Given request. State how many lines include "TACOIGNIèRES", giving the number by itself.

Items from a data source
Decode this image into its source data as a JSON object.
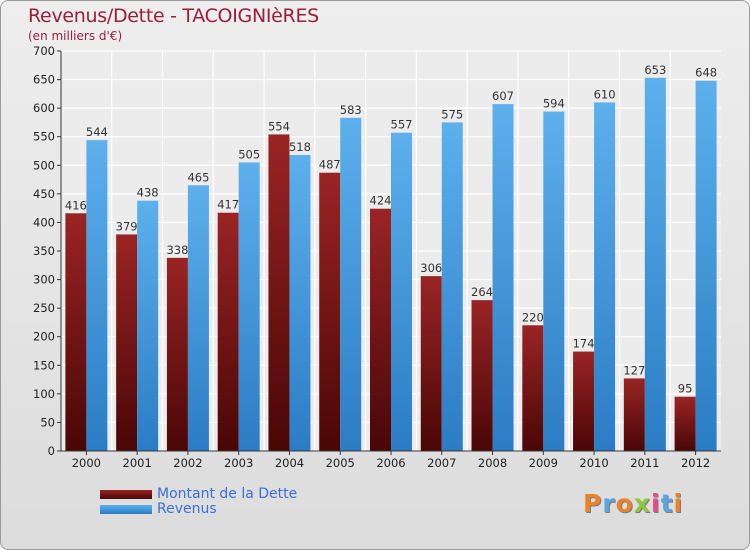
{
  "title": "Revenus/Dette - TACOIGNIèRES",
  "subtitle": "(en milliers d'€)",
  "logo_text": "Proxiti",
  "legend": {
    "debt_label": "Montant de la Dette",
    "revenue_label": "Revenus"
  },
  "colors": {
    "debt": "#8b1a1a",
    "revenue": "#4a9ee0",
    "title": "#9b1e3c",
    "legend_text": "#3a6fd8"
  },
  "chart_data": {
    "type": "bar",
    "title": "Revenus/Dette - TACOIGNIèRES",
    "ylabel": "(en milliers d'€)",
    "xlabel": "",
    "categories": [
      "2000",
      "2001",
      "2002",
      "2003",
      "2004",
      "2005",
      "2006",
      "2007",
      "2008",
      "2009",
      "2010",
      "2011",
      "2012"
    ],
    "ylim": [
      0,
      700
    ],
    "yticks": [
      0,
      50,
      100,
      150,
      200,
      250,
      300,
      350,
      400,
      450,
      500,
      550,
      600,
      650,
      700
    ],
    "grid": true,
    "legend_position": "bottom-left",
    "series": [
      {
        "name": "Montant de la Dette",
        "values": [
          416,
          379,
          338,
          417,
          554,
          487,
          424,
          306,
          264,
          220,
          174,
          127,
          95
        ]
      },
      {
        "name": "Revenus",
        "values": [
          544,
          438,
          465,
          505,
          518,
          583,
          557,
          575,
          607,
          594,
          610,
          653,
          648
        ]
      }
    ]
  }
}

* * *

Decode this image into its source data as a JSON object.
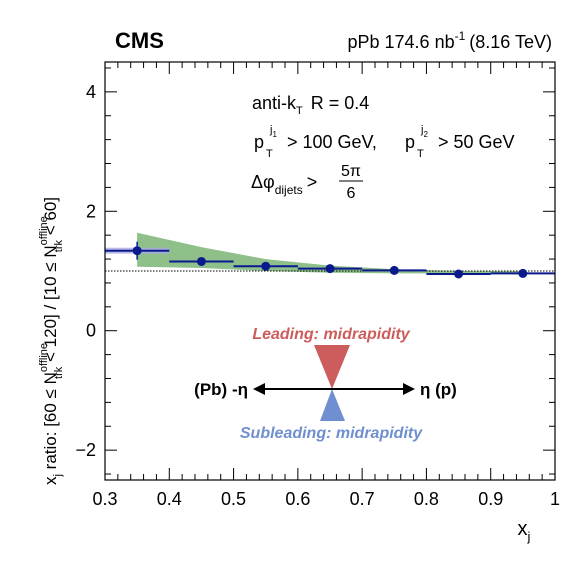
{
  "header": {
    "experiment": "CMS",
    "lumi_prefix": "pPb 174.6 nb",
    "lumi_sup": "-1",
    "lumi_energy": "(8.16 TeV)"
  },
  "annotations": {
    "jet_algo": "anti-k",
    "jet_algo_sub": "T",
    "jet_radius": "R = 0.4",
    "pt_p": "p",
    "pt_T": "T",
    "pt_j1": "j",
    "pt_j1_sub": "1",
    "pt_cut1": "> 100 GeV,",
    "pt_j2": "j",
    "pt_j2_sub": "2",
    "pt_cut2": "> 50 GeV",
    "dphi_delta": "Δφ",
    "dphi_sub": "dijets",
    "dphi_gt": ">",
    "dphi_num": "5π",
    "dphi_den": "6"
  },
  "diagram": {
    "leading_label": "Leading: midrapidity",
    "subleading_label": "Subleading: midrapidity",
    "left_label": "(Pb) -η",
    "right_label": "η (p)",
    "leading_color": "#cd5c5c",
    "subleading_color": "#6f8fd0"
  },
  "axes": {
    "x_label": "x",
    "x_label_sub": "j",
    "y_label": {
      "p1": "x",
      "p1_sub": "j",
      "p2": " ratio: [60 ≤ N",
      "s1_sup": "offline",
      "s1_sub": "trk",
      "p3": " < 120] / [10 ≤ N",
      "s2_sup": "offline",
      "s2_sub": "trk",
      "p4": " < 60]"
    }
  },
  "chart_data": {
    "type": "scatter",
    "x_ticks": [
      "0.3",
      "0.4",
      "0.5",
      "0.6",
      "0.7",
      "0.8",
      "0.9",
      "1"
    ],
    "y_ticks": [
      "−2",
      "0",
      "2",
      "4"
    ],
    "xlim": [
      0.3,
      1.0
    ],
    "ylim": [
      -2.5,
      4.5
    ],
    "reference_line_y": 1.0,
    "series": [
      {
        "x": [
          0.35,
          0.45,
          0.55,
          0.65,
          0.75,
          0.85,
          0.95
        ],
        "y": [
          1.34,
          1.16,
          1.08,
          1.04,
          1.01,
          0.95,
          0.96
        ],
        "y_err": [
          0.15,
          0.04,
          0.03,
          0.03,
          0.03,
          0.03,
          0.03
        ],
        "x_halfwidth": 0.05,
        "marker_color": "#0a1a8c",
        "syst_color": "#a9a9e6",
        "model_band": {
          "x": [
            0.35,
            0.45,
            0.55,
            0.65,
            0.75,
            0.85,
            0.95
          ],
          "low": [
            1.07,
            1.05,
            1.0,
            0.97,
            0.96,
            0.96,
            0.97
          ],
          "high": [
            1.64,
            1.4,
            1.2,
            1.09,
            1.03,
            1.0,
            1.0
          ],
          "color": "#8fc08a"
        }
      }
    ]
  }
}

==

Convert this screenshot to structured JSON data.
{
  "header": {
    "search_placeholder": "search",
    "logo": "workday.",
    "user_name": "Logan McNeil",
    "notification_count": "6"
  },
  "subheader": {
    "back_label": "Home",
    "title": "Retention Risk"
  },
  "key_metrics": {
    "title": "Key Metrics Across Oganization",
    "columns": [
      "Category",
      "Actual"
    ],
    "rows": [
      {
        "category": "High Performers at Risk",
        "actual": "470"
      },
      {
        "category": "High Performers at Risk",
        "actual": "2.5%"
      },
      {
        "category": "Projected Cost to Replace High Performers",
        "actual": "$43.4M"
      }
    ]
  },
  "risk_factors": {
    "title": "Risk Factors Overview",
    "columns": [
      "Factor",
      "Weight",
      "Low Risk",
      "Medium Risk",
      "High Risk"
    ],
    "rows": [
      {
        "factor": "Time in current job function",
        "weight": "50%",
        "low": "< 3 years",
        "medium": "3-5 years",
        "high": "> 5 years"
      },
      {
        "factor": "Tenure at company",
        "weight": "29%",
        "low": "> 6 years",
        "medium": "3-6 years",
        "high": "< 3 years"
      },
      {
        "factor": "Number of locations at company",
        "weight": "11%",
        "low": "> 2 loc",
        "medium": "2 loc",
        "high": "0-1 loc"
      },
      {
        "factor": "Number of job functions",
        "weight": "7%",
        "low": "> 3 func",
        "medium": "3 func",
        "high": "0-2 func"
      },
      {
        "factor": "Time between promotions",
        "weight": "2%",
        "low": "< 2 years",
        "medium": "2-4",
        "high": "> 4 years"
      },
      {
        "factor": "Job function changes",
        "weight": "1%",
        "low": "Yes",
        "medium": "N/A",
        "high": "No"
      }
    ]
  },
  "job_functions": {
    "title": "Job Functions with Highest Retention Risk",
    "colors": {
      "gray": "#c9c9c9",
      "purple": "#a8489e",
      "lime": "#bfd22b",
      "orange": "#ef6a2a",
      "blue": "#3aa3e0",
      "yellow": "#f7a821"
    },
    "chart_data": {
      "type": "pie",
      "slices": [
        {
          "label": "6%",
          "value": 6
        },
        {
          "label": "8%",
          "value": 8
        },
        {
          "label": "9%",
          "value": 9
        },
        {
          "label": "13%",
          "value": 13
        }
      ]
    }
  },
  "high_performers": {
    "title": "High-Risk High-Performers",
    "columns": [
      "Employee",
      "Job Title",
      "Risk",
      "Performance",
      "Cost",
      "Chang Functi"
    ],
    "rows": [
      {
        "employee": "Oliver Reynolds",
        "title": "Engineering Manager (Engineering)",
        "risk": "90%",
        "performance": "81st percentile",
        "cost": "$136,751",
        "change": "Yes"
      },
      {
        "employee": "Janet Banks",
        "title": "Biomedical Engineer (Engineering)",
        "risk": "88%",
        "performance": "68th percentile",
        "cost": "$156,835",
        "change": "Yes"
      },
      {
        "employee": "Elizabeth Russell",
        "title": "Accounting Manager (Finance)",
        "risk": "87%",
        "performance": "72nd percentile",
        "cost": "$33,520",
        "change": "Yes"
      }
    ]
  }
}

Answer. 2